▶ [Aim of the exercise]
Reproduce every entry in the listing without alteration.
—————
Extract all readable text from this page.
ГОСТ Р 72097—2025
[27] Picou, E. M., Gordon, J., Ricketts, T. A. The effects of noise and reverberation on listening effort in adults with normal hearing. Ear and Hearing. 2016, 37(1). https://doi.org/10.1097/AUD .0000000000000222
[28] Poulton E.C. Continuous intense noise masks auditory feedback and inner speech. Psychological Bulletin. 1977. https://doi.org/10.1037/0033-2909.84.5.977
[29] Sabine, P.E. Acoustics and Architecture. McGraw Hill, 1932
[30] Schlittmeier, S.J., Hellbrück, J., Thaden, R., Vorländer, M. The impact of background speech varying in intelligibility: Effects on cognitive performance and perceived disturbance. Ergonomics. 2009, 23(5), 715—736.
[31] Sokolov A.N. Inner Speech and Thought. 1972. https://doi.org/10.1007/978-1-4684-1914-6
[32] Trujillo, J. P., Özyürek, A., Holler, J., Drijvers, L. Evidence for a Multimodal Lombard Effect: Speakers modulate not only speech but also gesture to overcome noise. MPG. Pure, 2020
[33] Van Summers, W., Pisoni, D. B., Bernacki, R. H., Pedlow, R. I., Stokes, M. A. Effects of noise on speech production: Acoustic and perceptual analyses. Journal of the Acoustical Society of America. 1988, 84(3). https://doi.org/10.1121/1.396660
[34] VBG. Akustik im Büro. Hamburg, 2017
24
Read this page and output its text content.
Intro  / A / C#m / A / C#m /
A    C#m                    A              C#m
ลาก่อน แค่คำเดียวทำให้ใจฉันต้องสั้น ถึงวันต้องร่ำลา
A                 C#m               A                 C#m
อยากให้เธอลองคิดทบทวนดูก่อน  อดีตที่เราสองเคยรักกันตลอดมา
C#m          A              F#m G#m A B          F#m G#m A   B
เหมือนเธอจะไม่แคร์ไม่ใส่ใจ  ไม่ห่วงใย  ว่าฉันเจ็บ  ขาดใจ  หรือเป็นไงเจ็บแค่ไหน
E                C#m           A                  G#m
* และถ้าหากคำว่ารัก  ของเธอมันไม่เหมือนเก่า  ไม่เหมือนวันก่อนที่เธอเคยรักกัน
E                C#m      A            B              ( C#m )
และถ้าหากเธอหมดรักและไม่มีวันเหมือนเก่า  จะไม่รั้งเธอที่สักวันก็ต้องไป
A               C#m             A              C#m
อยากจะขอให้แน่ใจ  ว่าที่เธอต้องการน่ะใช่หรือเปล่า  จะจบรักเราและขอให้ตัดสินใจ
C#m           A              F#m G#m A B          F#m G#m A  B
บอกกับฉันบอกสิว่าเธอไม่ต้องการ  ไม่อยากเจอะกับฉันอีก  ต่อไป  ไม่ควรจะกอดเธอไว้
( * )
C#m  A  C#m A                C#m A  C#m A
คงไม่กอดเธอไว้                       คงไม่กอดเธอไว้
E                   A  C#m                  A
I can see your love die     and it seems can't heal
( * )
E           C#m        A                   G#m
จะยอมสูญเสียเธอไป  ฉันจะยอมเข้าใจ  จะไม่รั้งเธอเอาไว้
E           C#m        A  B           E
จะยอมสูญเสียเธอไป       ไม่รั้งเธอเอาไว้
—————
▶ [Answer to the problem]
Extract all readable text from this page.
ГОСТ Р 72097—2025
[27] Picou, E. M., Gordon, J., Ricketts, T. A. The effects of noise and reverberation on listening effort in adults with normal hearing. Ear and Hearing. 2016, 37(1). https://doi.org/10.1097/AUD .0000000000000222
[28] Poulton E.C. Continuous intense noise masks auditory feedback and inner speech. Psychological Bulletin. 1977. https://doi.org/10.1037/0033-2909.84.5.977
[29] Sabine, P.E. Acoustics and Architecture. McGraw Hill, 1932
[30] Schlittmeier, S.J., Hellbrück, J., Thaden, R., Vorländer, M. The impact of background speech varying in intelligibility: Effects on cognitive performance and perceived disturbance. Ergonomics. 2009, 23(5), 715—736.
[31] Sokolov A.N. Inner Speech and Thought. 1972. https://doi.org/10.1007/978-1-4684-1914-6
[32] Trujillo, J. P., Özyürek, A., Holler, J., Drijvers, L. Evidence for a Multimodal Lombard Effect: Speakers modulate not only speech but also gesture to overcome noise. MPG. Pure, 2020
[33] Van Summers, W., Pisoni, D. B., Bernacki, R. H., Pedlow, R. I., Stokes, M. A. Effects of noise on speech production: Acoustic and perceptual analyses. Journal of the Acoustical Society of America. 1988, 84(3). https://doi.org/10.1121/1.396660
[34] VBG. Akustik im Büro. Hamburg, 2017
24
Read this page and output its text content.
Intro  / A / C#m / A / C#m /
A    C#m                    A              C#m
ลาก่อน แค่คำเดียวทำให้ใจฉันต้องสั้น ถึงวันต้องร่ำลา
A                 C#m               A                 C#m
อยากให้เธอลองคิดทบทวนดูก่อน  อดีตที่เราสองเคยรักกันตลอดมา
C#m          A              F#m G#m A B          F#m G#m A   B
เหมือนเธอจะไม่แคร์ไม่ใส่ใจ  ไม่ห่วงใย  ว่าฉันเจ็บ  ขาดใจ  หรือเป็นไงเจ็บแค่ไหน
E                C#m           A                  G#m
* และถ้าหากคำว่ารัก  ของเธอมันไม่เหมือนเก่า  ไม่เหมือนวันก่อนที่เธอเคยรักกัน
E                C#m      A            B              ( C#m )
และถ้าหากเธอหมดรักและไม่มีวันเหมือนเก่า  จะไม่รั้งเธอที่สักวันก็ต้องไป
A               C#m             A              C#m
อยากจะขอให้แน่ใจ  ว่าที่เธอต้องการน่ะใช่หรือเปล่า  จะจบรักเราและขอให้ตัดสินใจ
C#m           A              F#m G#m A B          F#m G#m A  B
บอกกับฉันบอกสิว่าเธอไม่ต้องการ  ไม่อยากเจอะกับฉันอีก  ต่อไป  ไม่ควรจะกอดเธอไว้
( * )
C#m  A  C#m A                C#m A  C#m A
คงไม่กอดเธอไว้                       คงไม่กอดเธอไว้
E                   A  C#m                  A
I can see your love die     and it seems can't heal
( * )
E           C#m        A                   G#m
จะยอมสูญเสียเธอไป  ฉันจะยอมเข้าใจ  จะไม่รั้งเธอเอาไว้
E           C#m        A  B           E
จะยอมสูญเสียเธอไป       ไม่รั้งเธอเอาไว้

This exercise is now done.